▶ What you need to do
Repeat everything in the material exactly.

============================================================

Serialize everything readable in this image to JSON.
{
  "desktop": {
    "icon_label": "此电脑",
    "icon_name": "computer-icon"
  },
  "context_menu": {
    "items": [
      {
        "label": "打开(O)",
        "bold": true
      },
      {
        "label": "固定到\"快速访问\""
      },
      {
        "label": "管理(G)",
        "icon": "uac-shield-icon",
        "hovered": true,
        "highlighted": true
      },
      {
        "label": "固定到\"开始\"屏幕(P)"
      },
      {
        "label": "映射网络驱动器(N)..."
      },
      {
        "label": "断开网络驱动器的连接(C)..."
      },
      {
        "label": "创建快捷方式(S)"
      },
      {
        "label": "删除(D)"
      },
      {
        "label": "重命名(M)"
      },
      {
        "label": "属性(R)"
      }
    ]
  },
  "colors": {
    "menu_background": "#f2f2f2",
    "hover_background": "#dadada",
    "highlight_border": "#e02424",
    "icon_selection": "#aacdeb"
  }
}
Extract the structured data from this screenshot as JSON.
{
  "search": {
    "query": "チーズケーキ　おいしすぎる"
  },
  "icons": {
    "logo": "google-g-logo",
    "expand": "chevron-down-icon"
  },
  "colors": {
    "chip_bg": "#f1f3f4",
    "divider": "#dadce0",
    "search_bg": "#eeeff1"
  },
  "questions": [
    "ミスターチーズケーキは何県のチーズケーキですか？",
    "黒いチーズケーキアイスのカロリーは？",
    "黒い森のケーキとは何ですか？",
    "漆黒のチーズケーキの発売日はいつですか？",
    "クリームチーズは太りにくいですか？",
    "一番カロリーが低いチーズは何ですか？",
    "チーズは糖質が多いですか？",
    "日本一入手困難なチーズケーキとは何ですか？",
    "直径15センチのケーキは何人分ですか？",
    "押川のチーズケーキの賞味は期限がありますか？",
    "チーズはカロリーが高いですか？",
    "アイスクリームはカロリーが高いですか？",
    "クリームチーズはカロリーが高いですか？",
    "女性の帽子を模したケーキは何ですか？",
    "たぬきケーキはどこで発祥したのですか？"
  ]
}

============================================================

▶ Answer for this exercise
Serialize everything readable in this image to JSON.
{
  "desktop": {
    "icon_label": "此电脑",
    "icon_name": "computer-icon"
  },
  "context_menu": {
    "items": [
      {
        "label": "打开(O)",
        "bold": true
      },
      {
        "label": "固定到\"快速访问\""
      },
      {
        "label": "管理(G)",
        "icon": "uac-shield-icon",
        "hovered": true,
        "highlighted": true
      },
      {
        "label": "固定到\"开始\"屏幕(P)"
      },
      {
        "label": "映射网络驱动器(N)..."
      },
      {
        "label": "断开网络驱动器的连接(C)..."
      },
      {
        "label": "创建快捷方式(S)"
      },
      {
        "label": "删除(D)"
      },
      {
        "label": "重命名(M)"
      },
      {
        "label": "属性(R)"
      }
    ]
  },
  "colors": {
    "menu_background": "#f2f2f2",
    "hover_background": "#dadada",
    "highlight_border": "#e02424",
    "icon_selection": "#aacdeb"
  }
}
Extract the structured data from this screenshot as JSON.
{
  "search": {
    "query": "チーズケーキ　おいしすぎる"
  },
  "icons": {
    "logo": "google-g-logo",
    "expand": "chevron-down-icon"
  },
  "colors": {
    "chip_bg": "#f1f3f4",
    "divider": "#dadce0",
    "search_bg": "#eeeff1"
  },
  "questions": [
    "ミスターチーズケーキは何県のチーズケーキですか？",
    "黒いチーズケーキアイスのカロリーは？",
    "黒い森のケーキとは何ですか？",
    "漆黒のチーズケーキの発売日はいつですか？",
    "クリームチーズは太りにくいですか？",
    "一番カロリーが低いチーズは何ですか？",
    "チーズは糖質が多いですか？",
    "日本一入手困難なチーズケーキとは何ですか？",
    "直径15センチのケーキは何人分ですか？",
    "押川のチーズケーキの賞味は期限がありますか？",
    "チーズはカロリーが高いですか？",
    "アイスクリームはカロリーが高いですか？",
    "クリームチーズはカロリーが高いですか？",
    "女性の帽子を模したケーキは何ですか？",
    "たぬきケーキはどこで発祥したのですか？"
  ]
}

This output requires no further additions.